_What you need to do_: Write each line out exactly, leaving none out.
********************
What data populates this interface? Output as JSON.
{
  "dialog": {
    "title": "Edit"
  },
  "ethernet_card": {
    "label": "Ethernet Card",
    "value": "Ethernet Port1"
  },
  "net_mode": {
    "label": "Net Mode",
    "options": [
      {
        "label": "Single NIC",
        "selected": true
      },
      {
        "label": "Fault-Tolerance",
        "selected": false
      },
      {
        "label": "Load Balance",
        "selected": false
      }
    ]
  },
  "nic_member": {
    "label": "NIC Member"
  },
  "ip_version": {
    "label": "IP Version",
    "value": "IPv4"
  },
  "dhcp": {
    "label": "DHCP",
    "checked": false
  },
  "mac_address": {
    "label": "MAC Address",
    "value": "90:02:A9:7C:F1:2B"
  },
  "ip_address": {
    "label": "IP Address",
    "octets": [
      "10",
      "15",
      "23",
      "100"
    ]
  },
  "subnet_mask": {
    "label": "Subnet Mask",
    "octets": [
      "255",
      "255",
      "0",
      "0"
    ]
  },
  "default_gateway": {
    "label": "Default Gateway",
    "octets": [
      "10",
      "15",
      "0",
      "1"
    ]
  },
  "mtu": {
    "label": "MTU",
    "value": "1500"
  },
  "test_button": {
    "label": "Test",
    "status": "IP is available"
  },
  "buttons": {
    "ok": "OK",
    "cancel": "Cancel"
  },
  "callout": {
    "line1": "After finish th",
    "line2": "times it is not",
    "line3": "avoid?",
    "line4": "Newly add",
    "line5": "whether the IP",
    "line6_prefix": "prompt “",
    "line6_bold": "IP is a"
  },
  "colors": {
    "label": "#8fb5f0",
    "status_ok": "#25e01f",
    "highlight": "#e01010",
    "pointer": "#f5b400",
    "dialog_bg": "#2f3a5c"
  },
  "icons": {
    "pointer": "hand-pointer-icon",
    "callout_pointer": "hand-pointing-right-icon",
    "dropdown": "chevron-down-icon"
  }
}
********************
_Solution_:
What data populates this interface? Output as JSON.
{
  "dialog": {
    "title": "Edit"
  },
  "ethernet_card": {
    "label": "Ethernet Card",
    "value": "Ethernet Port1"
  },
  "net_mode": {
    "label": "Net Mode",
    "options": [
      {
        "label": "Single NIC",
        "selected": true
      },
      {
        "label": "Fault-Tolerance",
        "selected": false
      },
      {
        "label": "Load Balance",
        "selected": false
      }
    ]
  },
  "nic_member": {
    "label": "NIC Member"
  },
  "ip_version": {
    "label": "IP Version",
    "value": "IPv4"
  },
  "dhcp": {
    "label": "DHCP",
    "checked": false
  },
  "mac_address": {
    "label": "MAC Address",
    "value": "90:02:A9:7C:F1:2B"
  },
  "ip_address": {
    "label": "IP Address",
    "octets": [
      "10",
      "15",
      "23",
      "100"
    ]
  },
  "subnet_mask": {
    "label": "Subnet Mask",
    "octets": [
      "255",
      "255",
      "0",
      "0"
    ]
  },
  "default_gateway": {
    "label": "Default Gateway",
    "octets": [
      "10",
      "15",
      "0",
      "1"
    ]
  },
  "mtu": {
    "label": "MTU",
    "value": "1500"
  },
  "test_button": {
    "label": "Test",
    "status": "IP is available"
  },
  "buttons": {
    "ok": "OK",
    "cancel": "Cancel"
  },
  "callout": {
    "line1": "After finish th",
    "line2": "times it is not",
    "line3": "avoid?",
    "line4": "Newly add",
    "line5": "whether the IP",
    "line6_prefix": "prompt “",
    "line6_bold": "IP is a"
  },
  "colors": {
    "label": "#8fb5f0",
    "status_ok": "#25e01f",
    "highlight": "#e01010",
    "pointer": "#f5b400",
    "dialog_bg": "#2f3a5c"
  },
  "icons": {
    "pointer": "hand-pointer-icon",
    "callout_pointer": "hand-pointing-right-icon",
    "dropdown": "chevron-down-icon"
  }
}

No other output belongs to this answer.